• **Instruction**
Write out the records below word for word, please.

-- START Entries supplied --

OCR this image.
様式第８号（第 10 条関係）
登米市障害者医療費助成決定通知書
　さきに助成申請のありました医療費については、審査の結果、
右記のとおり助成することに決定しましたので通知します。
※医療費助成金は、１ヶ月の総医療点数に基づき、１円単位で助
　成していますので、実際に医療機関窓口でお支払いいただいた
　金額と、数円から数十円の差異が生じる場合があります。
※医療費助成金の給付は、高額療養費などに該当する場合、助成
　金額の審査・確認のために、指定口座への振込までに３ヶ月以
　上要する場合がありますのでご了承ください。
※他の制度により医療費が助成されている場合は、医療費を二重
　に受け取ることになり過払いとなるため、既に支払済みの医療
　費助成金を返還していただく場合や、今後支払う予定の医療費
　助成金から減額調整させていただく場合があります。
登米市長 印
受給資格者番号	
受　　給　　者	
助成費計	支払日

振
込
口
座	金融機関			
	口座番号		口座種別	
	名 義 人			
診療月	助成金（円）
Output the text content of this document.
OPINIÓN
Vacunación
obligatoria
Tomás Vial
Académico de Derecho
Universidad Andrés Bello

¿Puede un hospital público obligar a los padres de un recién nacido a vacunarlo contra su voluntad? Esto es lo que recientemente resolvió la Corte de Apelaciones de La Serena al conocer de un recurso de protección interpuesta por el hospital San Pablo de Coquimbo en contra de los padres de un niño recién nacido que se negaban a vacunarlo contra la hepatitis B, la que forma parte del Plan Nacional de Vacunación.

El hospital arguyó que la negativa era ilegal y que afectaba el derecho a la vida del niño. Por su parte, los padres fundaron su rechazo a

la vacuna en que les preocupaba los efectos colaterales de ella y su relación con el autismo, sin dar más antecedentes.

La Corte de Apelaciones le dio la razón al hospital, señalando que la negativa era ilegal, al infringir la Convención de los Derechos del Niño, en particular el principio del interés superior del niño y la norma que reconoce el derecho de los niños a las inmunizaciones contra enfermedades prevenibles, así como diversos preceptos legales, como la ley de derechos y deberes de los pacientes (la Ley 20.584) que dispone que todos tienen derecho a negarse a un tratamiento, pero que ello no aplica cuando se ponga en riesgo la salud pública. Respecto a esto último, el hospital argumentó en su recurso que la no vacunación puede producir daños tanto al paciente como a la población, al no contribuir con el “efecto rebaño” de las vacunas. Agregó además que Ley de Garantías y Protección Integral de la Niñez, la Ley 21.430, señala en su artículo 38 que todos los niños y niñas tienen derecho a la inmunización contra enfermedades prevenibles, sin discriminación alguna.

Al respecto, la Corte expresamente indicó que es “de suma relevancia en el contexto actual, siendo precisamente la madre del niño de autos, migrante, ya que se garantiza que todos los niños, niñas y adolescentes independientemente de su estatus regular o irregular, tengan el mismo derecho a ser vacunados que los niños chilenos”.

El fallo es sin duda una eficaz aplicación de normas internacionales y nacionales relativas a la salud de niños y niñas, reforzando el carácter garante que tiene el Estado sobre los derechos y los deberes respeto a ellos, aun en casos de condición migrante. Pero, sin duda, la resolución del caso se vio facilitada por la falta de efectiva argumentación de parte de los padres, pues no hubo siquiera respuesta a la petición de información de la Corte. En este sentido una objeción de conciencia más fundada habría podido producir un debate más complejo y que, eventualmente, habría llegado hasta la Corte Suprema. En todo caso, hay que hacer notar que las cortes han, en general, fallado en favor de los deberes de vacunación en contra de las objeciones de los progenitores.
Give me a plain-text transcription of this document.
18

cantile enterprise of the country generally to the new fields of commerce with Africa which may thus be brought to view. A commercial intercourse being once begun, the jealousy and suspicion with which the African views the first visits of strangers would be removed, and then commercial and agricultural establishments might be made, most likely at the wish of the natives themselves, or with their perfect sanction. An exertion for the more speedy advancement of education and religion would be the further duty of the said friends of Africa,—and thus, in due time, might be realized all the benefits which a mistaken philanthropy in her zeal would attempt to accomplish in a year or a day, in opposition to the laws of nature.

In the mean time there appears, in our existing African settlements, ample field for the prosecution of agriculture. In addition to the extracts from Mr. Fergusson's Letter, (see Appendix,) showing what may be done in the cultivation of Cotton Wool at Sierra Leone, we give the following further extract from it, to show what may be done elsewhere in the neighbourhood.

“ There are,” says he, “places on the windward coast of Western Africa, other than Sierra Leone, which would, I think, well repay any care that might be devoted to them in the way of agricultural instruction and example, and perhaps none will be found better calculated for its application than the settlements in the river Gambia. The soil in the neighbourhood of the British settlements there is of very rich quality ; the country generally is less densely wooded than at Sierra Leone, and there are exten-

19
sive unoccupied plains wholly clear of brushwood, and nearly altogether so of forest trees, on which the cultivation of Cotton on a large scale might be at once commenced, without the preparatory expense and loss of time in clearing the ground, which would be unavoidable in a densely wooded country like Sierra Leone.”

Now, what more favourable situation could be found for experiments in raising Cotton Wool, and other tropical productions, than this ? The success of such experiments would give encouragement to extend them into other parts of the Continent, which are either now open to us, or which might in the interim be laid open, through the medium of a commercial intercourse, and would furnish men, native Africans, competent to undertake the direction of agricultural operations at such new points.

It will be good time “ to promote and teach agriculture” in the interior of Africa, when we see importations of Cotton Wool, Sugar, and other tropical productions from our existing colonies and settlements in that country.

-- END Entries supplied --

• **Complete output**
OCR this image.
様式第８号（第 10 条関係）
登米市障害者医療費助成決定通知書
　さきに助成申請のありました医療費については、審査の結果、
右記のとおり助成することに決定しましたので通知します。
※医療費助成金は、１ヶ月の総医療点数に基づき、１円単位で助
　成していますので、実際に医療機関窓口でお支払いいただいた
　金額と、数円から数十円の差異が生じる場合があります。
※医療費助成金の給付は、高額療養費などに該当する場合、助成
　金額の審査・確認のために、指定口座への振込までに３ヶ月以
　上要する場合がありますのでご了承ください。
※他の制度により医療費が助成されている場合は、医療費を二重
　に受け取ることになり過払いとなるため、既に支払済みの医療
　費助成金を返還していただく場合や、今後支払う予定の医療費
　助成金から減額調整させていただく場合があります。
登米市長 印
受給資格者番号	
受　　給　　者	
助成費計	支払日

振
込
口
座	金融機関			
	口座番号		口座種別	
	名 義 人			
診療月	助成金（円）
Output the text content of this document.
OPINIÓN
Vacunación
obligatoria
Tomás Vial
Académico de Derecho
Universidad Andrés Bello

¿Puede un hospital público obligar a los padres de un recién nacido a vacunarlo contra su voluntad? Esto es lo que recientemente resolvió la Corte de Apelaciones de La Serena al conocer de un recurso de protección interpuesta por el hospital San Pablo de Coquimbo en contra de los padres de un niño recién nacido que se negaban a vacunarlo contra la hepatitis B, la que forma parte del Plan Nacional de Vacunación.

El hospital arguyó que la negativa era ilegal y que afectaba el derecho a la vida del niño. Por su parte, los padres fundaron su rechazo a

la vacuna en que les preocupaba los efectos colaterales de ella y su relación con el autismo, sin dar más antecedentes.

La Corte de Apelaciones le dio la razón al hospital, señalando que la negativa era ilegal, al infringir la Convención de los Derechos del Niño, en particular el principio del interés superior del niño y la norma que reconoce el derecho de los niños a las inmunizaciones contra enfermedades prevenibles, así como diversos preceptos legales, como la ley de derechos y deberes de los pacientes (la Ley 20.584) que dispone que todos tienen derecho a negarse a un tratamiento, pero que ello no aplica cuando se ponga en riesgo la salud pública. Respecto a esto último, el hospital argumentó en su recurso que la no vacunación puede producir daños tanto al paciente como a la población, al no contribuir con el “efecto rebaño” de las vacunas. Agregó además que Ley de Garantías y Protección Integral de la Niñez, la Ley 21.430, señala en su artículo 38 que todos los niños y niñas tienen derecho a la inmunización contra enfermedades prevenibles, sin discriminación alguna.

Al respecto, la Corte expresamente indicó que es “de suma relevancia en el contexto actual, siendo precisamente la madre del niño de autos, migrante, ya que se garantiza que todos los niños, niñas y adolescentes independientemente de su estatus regular o irregular, tengan el mismo derecho a ser vacunados que los niños chilenos”.

El fallo es sin duda una eficaz aplicación de normas internacionales y nacionales relativas a la salud de niños y niñas, reforzando el carácter garante que tiene el Estado sobre los derechos y los deberes respeto a ellos, aun en casos de condición migrante. Pero, sin duda, la resolución del caso se vio facilitada por la falta de efectiva argumentación de parte de los padres, pues no hubo siquiera respuesta a la petición de información de la Corte. En este sentido una objeción de conciencia más fundada habría podido producir un debate más complejo y que, eventualmente, habría llegado hasta la Corte Suprema. En todo caso, hay que hacer notar que las cortes han, en general, fallado en favor de los deberes de vacunación en contra de las objeciones de los progenitores.
Give me a plain-text transcription of this document.
18

cantile enterprise of the country generally to the new fields of commerce with Africa which may thus be brought to view. A commercial intercourse being once begun, the jealousy and suspicion with which the African views the first visits of strangers would be removed, and then commercial and agricultural establishments might be made, most likely at the wish of the natives themselves, or with their perfect sanction. An exertion for the more speedy advancement of education and religion would be the further duty of the said friends of Africa,—and thus, in due time, might be realized all the benefits which a mistaken philanthropy in her zeal would attempt to accomplish in a year or a day, in opposition to the laws of nature.

In the mean time there appears, in our existing African settlements, ample field for the prosecution of agriculture. In addition to the extracts from Mr. Fergusson's Letter, (see Appendix,) showing what may be done in the cultivation of Cotton Wool at Sierra Leone, we give the following further extract from it, to show what may be done elsewhere in the neighbourhood.

“ There are,” says he, “places on the windward coast of Western Africa, other than Sierra Leone, which would, I think, well repay any care that might be devoted to them in the way of agricultural instruction and example, and perhaps none will be found better calculated for its application than the settlements in the river Gambia. The soil in the neighbourhood of the British settlements there is of very rich quality ; the country generally is less densely wooded than at Sierra Leone, and there are exten-

19
sive unoccupied plains wholly clear of brushwood, and nearly altogether so of forest trees, on which the cultivation of Cotton on a large scale might be at once commenced, without the preparatory expense and loss of time in clearing the ground, which would be unavoidable in a densely wooded country like Sierra Leone.”

Now, what more favourable situation could be found for experiments in raising Cotton Wool, and other tropical productions, than this ? The success of such experiments would give encouragement to extend them into other parts of the Continent, which are either now open to us, or which might in the interim be laid open, through the medium of a commercial intercourse, and would furnish men, native Africans, competent to undertake the direction of agricultural operations at such new points.

It will be good time “ to promote and teach agriculture” in the interior of Africa, when we see importations of Cotton Wool, Sugar, and other tropical productions from our existing colonies and settlements in that country.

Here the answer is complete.